Written request →
Render the following material again verbatim, leaving nothing out.

— Begin Supplied entries —

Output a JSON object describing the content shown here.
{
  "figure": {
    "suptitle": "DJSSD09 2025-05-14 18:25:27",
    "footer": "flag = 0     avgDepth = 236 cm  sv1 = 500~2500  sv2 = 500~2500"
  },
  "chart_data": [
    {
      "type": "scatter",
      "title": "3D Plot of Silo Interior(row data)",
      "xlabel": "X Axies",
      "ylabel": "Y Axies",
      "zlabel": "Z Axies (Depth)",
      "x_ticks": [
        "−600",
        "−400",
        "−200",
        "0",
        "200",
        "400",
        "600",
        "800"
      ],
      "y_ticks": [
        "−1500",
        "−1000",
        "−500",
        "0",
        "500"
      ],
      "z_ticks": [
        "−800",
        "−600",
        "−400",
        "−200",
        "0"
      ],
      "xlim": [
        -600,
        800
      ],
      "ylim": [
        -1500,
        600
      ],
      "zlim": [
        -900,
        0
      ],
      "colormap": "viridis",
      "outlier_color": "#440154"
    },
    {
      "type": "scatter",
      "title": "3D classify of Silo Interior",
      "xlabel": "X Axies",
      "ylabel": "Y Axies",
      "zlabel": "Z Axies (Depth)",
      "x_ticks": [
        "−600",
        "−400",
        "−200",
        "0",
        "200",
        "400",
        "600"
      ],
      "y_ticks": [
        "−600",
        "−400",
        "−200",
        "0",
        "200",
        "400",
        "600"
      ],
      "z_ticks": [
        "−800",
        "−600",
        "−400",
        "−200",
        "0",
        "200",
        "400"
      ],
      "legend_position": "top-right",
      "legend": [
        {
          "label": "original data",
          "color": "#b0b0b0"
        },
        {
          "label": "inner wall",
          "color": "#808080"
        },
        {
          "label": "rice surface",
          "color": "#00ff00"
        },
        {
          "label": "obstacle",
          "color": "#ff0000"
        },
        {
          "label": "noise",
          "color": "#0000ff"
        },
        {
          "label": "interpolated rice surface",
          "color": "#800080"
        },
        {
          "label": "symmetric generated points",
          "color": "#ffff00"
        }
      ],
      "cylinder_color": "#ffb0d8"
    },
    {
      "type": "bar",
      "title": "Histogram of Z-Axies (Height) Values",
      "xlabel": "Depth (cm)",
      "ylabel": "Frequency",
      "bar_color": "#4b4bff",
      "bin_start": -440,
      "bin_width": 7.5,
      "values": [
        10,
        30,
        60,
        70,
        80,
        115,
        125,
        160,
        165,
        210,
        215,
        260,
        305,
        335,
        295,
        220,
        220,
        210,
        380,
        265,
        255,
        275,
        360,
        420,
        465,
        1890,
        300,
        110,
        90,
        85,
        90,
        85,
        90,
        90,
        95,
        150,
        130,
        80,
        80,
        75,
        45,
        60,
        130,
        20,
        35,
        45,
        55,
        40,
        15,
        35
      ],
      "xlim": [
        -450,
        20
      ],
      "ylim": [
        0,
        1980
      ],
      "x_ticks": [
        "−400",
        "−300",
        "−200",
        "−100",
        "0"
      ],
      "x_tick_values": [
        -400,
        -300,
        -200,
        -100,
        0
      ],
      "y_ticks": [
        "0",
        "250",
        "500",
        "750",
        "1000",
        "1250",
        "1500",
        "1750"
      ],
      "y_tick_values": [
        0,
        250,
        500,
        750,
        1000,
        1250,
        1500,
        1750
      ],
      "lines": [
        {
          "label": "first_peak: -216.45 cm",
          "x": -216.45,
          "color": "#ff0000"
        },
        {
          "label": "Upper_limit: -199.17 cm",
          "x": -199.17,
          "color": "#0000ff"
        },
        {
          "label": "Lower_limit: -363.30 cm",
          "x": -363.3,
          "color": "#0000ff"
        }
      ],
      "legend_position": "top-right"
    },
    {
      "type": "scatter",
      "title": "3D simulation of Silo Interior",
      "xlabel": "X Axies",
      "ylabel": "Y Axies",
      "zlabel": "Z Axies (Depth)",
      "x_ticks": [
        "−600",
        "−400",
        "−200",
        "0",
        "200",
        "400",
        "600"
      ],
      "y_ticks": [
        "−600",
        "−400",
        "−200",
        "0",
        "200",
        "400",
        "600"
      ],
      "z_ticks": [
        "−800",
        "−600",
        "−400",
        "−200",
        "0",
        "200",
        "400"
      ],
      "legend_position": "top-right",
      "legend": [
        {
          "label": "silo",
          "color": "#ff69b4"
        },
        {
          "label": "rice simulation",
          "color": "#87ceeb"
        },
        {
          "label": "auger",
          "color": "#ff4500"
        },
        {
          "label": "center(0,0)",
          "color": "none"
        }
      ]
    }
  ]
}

— End Supplied entries —

Exercise response →
Output a JSON object describing the content shown here.
{
  "figure": {
    "suptitle": "DJSSD09 2025-05-14 18:25:27",
    "footer": "flag = 0     avgDepth = 236 cm  sv1 = 500~2500  sv2 = 500~2500"
  },
  "chart_data": [
    {
      "type": "scatter",
      "title": "3D Plot of Silo Interior(row data)",
      "xlabel": "X Axies",
      "ylabel": "Y Axies",
      "zlabel": "Z Axies (Depth)",
      "x_ticks": [
        "−600",
        "−400",
        "−200",
        "0",
        "200",
        "400",
        "600",
        "800"
      ],
      "y_ticks": [
        "−1500",
        "−1000",
        "−500",
        "0",
        "500"
      ],
      "z_ticks": [
        "−800",
        "−600",
        "−400",
        "−200",
        "0"
      ],
      "xlim": [
        -600,
        800
      ],
      "ylim": [
        -1500,
        600
      ],
      "zlim": [
        -900,
        0
      ],
      "colormap": "viridis",
      "outlier_color": "#440154"
    },
    {
      "type": "scatter",
      "title": "3D classify of Silo Interior",
      "xlabel": "X Axies",
      "ylabel": "Y Axies",
      "zlabel": "Z Axies (Depth)",
      "x_ticks": [
        "−600",
        "−400",
        "−200",
        "0",
        "200",
        "400",
        "600"
      ],
      "y_ticks": [
        "−600",
        "−400",
        "−200",
        "0",
        "200",
        "400",
        "600"
      ],
      "z_ticks": [
        "−800",
        "−600",
        "−400",
        "−200",
        "0",
        "200",
        "400"
      ],
      "legend_position": "top-right",
      "legend": [
        {
          "label": "original data",
          "color": "#b0b0b0"
        },
        {
          "label": "inner wall",
          "color": "#808080"
        },
        {
          "label": "rice surface",
          "color": "#00ff00"
        },
        {
          "label": "obstacle",
          "color": "#ff0000"
        },
        {
          "label": "noise",
          "color": "#0000ff"
        },
        {
          "label": "interpolated rice surface",
          "color": "#800080"
        },
        {
          "label": "symmetric generated points",
          "color": "#ffff00"
        }
      ],
      "cylinder_color": "#ffb0d8"
    },
    {
      "type": "bar",
      "title": "Histogram of Z-Axies (Height) Values",
      "xlabel": "Depth (cm)",
      "ylabel": "Frequency",
      "bar_color": "#4b4bff",
      "bin_start": -440,
      "bin_width": 7.5,
      "values": [
        10,
        30,
        60,
        70,
        80,
        115,
        125,
        160,
        165,
        210,
        215,
        260,
        305,
        335,
        295,
        220,
        220,
        210,
        380,
        265,
        255,
        275,
        360,
        420,
        465,
        1890,
        300,
        110,
        90,
        85,
        90,
        85,
        90,
        90,
        95,
        150,
        130,
        80,
        80,
        75,
        45,
        60,
        130,
        20,
        35,
        45,
        55,
        40,
        15,
        35
      ],
      "xlim": [
        -450,
        20
      ],
      "ylim": [
        0,
        1980
      ],
      "x_ticks": [
        "−400",
        "−300",
        "−200",
        "−100",
        "0"
      ],
      "x_tick_values": [
        -400,
        -300,
        -200,
        -100,
        0
      ],
      "y_ticks": [
        "0",
        "250",
        "500",
        "750",
        "1000",
        "1250",
        "1500",
        "1750"
      ],
      "y_tick_values": [
        0,
        250,
        500,
        750,
        1000,
        1250,
        1500,
        1750
      ],
      "lines": [
        {
          "label": "first_peak: -216.45 cm",
          "x": -216.45,
          "color": "#ff0000"
        },
        {
          "label": "Upper_limit: -199.17 cm",
          "x": -199.17,
          "color": "#0000ff"
        },
        {
          "label": "Lower_limit: -363.30 cm",
          "x": -363.3,
          "color": "#0000ff"
        }
      ],
      "legend_position": "top-right"
    },
    {
      "type": "scatter",
      "title": "3D simulation of Silo Interior",
      "xlabel": "X Axies",
      "ylabel": "Y Axies",
      "zlabel": "Z Axies (Depth)",
      "x_ticks": [
        "−600",
        "−400",
        "−200",
        "0",
        "200",
        "400",
        "600"
      ],
      "y_ticks": [
        "−600",
        "−400",
        "−200",
        "0",
        "200",
        "400",
        "600"
      ],
      "z_ticks": [
        "−800",
        "−600",
        "−400",
        "−200",
        "0",
        "200",
        "400"
      ],
      "legend_position": "top-right",
      "legend": [
        {
          "label": "silo",
          "color": "#ff69b4"
        },
        {
          "label": "rice simulation",
          "color": "#87ceeb"
        },
        {
          "label": "auger",
          "color": "#ff4500"
        },
        {
          "label": "center(0,0)",
          "color": "none"
        }
      ]
    }
  ]
}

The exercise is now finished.